● Aim
Everything from the line with "Extract all readable text from this page." through the last line of the records below should be copied exactly, both ends included.
────
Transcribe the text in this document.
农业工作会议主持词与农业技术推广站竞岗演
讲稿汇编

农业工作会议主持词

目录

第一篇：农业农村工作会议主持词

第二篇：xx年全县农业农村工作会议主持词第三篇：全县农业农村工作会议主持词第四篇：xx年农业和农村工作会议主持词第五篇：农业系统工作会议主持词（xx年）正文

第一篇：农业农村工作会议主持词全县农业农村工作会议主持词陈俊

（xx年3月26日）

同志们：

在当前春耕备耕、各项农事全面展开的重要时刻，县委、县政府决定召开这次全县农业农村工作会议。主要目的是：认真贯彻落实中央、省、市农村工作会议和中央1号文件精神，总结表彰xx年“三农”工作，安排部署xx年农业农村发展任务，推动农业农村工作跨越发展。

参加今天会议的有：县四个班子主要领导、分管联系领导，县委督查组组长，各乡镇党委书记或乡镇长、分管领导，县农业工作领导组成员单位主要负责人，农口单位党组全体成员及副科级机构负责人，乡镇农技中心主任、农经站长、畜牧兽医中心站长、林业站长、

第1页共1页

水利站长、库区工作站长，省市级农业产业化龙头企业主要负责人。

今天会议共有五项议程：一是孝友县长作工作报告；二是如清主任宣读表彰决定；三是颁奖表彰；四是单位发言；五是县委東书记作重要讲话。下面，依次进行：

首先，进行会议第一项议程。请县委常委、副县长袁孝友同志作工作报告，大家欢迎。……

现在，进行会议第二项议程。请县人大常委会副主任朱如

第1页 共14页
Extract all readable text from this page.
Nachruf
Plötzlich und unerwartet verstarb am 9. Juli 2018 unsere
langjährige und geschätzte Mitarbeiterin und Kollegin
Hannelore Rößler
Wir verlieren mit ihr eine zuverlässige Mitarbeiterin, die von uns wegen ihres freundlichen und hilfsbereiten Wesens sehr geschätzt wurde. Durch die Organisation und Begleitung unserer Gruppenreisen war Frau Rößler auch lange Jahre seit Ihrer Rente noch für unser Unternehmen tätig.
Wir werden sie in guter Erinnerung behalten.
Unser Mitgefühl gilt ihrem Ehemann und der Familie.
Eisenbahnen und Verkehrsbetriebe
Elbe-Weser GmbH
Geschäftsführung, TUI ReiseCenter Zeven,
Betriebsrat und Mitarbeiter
────
● Response to the task
Extract all readable text from this page.
Nachruf
Plötzlich und unerwartet verstarb am 9. Juli 2018 unsere
langjährige und geschätzte Mitarbeiterin und Kollegin
Hannelore Rößler
Wir verlieren mit ihr eine zuverlässige Mitarbeiterin, die von uns wegen ihres freundlichen und hilfsbereiten Wesens sehr geschätzt wurde. Durch die Organisation und Begleitung unserer Gruppenreisen war Frau Rößler auch lange Jahre seit Ihrer Rente noch für unser Unternehmen tätig.
Wir werden sie in guter Erinnerung behalten.
Unser Mitgefühl gilt ihrem Ehemann und der Familie.
Eisenbahnen und Verkehrsbetriebe
Elbe-Weser GmbH
Geschäftsführung, TUI ReiseCenter Zeven,
Betriebsrat und Mitarbeiter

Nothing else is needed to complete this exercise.